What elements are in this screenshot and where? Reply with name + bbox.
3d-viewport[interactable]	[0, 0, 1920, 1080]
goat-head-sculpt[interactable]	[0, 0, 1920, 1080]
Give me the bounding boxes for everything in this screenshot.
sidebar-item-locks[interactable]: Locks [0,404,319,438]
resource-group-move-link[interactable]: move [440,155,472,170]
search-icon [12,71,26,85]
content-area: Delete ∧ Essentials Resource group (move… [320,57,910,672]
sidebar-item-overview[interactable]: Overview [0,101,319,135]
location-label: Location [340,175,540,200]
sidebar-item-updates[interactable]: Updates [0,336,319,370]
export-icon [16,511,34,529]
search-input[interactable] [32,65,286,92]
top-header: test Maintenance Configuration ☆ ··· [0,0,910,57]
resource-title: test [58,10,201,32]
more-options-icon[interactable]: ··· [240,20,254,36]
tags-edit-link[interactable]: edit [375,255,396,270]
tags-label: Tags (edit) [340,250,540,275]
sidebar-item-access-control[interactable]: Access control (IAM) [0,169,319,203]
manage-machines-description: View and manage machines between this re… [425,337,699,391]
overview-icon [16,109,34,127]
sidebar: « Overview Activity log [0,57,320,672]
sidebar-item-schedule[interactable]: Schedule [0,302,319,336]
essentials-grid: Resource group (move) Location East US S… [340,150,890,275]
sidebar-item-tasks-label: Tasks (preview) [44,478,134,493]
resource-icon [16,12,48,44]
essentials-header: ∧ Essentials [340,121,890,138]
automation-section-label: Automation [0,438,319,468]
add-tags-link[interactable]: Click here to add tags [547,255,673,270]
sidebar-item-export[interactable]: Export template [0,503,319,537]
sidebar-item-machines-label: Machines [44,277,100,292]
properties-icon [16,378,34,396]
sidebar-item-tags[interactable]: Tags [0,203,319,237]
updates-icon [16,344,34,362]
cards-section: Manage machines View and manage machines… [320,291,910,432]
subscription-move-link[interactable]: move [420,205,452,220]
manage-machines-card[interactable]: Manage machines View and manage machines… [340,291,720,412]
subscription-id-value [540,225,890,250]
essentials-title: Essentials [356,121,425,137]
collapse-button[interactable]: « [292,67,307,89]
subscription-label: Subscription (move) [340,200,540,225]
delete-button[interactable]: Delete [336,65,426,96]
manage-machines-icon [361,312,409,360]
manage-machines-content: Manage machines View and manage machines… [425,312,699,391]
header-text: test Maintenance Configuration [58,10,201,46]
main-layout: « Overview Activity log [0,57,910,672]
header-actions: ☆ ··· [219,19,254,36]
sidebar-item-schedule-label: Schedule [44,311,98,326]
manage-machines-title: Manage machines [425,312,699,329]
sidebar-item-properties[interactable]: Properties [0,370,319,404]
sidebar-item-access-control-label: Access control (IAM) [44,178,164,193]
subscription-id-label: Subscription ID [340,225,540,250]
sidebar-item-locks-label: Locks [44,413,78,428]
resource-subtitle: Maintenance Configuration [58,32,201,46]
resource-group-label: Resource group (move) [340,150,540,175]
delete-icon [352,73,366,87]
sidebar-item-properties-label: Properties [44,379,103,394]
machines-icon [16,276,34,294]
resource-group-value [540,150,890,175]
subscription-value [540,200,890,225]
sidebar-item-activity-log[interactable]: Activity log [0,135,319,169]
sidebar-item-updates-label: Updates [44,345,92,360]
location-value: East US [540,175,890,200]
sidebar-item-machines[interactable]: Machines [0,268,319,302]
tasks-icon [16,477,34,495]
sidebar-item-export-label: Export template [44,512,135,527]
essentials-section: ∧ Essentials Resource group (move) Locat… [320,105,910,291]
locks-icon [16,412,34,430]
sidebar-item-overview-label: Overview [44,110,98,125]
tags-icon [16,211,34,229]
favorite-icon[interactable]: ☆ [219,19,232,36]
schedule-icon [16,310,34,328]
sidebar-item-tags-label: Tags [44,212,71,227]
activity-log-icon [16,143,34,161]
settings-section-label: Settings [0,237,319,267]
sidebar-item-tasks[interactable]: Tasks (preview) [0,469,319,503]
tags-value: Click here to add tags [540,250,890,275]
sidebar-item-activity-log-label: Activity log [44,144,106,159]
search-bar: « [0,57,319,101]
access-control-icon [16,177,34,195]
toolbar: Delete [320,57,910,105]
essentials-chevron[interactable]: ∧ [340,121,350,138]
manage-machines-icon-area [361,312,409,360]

● Exercise objective:
Can you give all the records above again, substituting "Maintenance Schedule" for "Maintenance Configuration" and leaving everything else unchanged?

● Expected output:
What elements are in this screenshot and where? Reply with name + bbox.
3d-viewport[interactable]	[0, 0, 1920, 1080]
goat-head-sculpt[interactable]	[0, 0, 1920, 1080]
Give me the bounding boxes for everything in this screenshot.
sidebar-item-locks[interactable]: Locks [0,404,319,438]
resource-group-move-link[interactable]: move [440,155,472,170]
search-icon [12,71,26,85]
content-area: Delete ∧ Essentials Resource group (move… [320,57,910,672]
sidebar-item-overview[interactable]: Overview [0,101,319,135]
location-label: Location [340,175,540,200]
sidebar-item-updates[interactable]: Updates [0,336,319,370]
export-icon [16,511,34,529]
search-input[interactable] [32,65,286,92]
top-header: test Maintenance Schedule ☆ ··· [0,0,910,57]
resource-title: test [58,10,201,32]
more-options-icon[interactable]: ··· [240,20,254,36]
tags-edit-link[interactable]: edit [375,255,396,270]
tags-label: Tags (edit) [340,250,540,275]
sidebar-item-access-control[interactable]: Access control (IAM) [0,169,319,203]
manage-machines-description: View and manage machines between this re… [425,337,699,391]
overview-icon [16,109,34,127]
sidebar: « Overview Activity log [0,57,320,672]
sidebar-item-schedule[interactable]: Schedule [0,302,319,336]
essentials-grid: Resource group (move) Location East US S… [340,150,890,275]
sidebar-item-tasks-label: Tasks (preview) [44,478,134,493]
resource-icon [16,12,48,44]
essentials-header: ∧ Essentials [340,121,890,138]
automation-section-label: Automation [0,438,319,468]
add-tags-link[interactable]: Click here to add tags [547,255,673,270]
sidebar-item-export[interactable]: Export template [0,503,319,537]
sidebar-item-machines-label: Machines [44,277,100,292]
properties-icon [16,378,34,396]
sidebar-item-tags[interactable]: Tags [0,203,319,237]
updates-icon [16,344,34,362]
cards-section: Manage machines View and manage machines… [320,291,910,432]
subscription-move-link[interactable]: move [420,205,452,220]
manage-machines-card[interactable]: Manage machines View and manage machines… [340,291,720,412]
subscription-id-value [540,225,890,250]
essentials-title: Essentials [356,121,425,137]
collapse-button[interactable]: « [292,67,307,89]
subscription-label: Subscription (move) [340,200,540,225]
delete-button[interactable]: Delete [336,65,426,96]
manage-machines-icon [361,312,409,360]
manage-machines-content: Manage machines View and manage machines… [425,312,699,391]
header-text: test Maintenance Schedule [58,10,201,46]
main-layout: « Overview Activity log [0,57,910,672]
header-actions: ☆ ··· [219,19,254,36]
sidebar-item-schedule-label: Schedule [44,311,98,326]
manage-machines-title: Manage machines [425,312,699,329]
sidebar-item-properties[interactable]: Properties [0,370,319,404]
sidebar-item-access-control-label: Access control (IAM) [44,178,164,193]
subscription-id-label: Subscription ID [340,225,540,250]
sidebar-item-locks-label: Locks [44,413,78,428]
resource-subtitle: Maintenance Schedule [58,32,201,46]
resource-group-label: Resource group (move) [340,150,540,175]
delete-icon [352,73,366,87]
sidebar-item-properties-label: Properties [44,379,103,394]
machines-icon [16,276,34,294]
resource-group-value [540,150,890,175]
subscription-value [540,200,890,225]
sidebar-item-activity-log[interactable]: Activity log [0,135,319,169]
sidebar-item-updates-label: Updates [44,345,92,360]
location-value: East US [540,175,890,200]
sidebar-item-machines[interactable]: Machines [0,268,319,302]
tasks-icon [16,477,34,495]
sidebar-item-export-label: Export template [44,512,135,527]
essentials-section: ∧ Essentials Resource group (move) Locat… [320,105,910,291]
locks-icon [16,412,34,430]
sidebar-item-overview-label: Overview [44,110,98,125]
tags-icon [16,211,34,229]
favorite-icon[interactable]: ☆ [219,19,232,36]
schedule-icon [16,310,34,328]
sidebar-item-tags-label: Tags [44,212,71,227]
activity-log-icon [16,143,34,161]
settings-section-label: Settings [0,237,319,267]
sidebar-item-tasks[interactable]: Tasks (preview) [0,469,319,503]
tags-value: Click here to add tags [540,250,890,275]
sidebar-item-activity-log-label: Activity log [44,144,106,159]
search-bar: « [0,57,319,101]
access-control-icon [16,177,34,195]
toolbar: Delete [320,57,910,105]
essentials-chevron[interactable]: ∧ [340,121,350,138]
manage-machines-icon-area [361,312,409,360]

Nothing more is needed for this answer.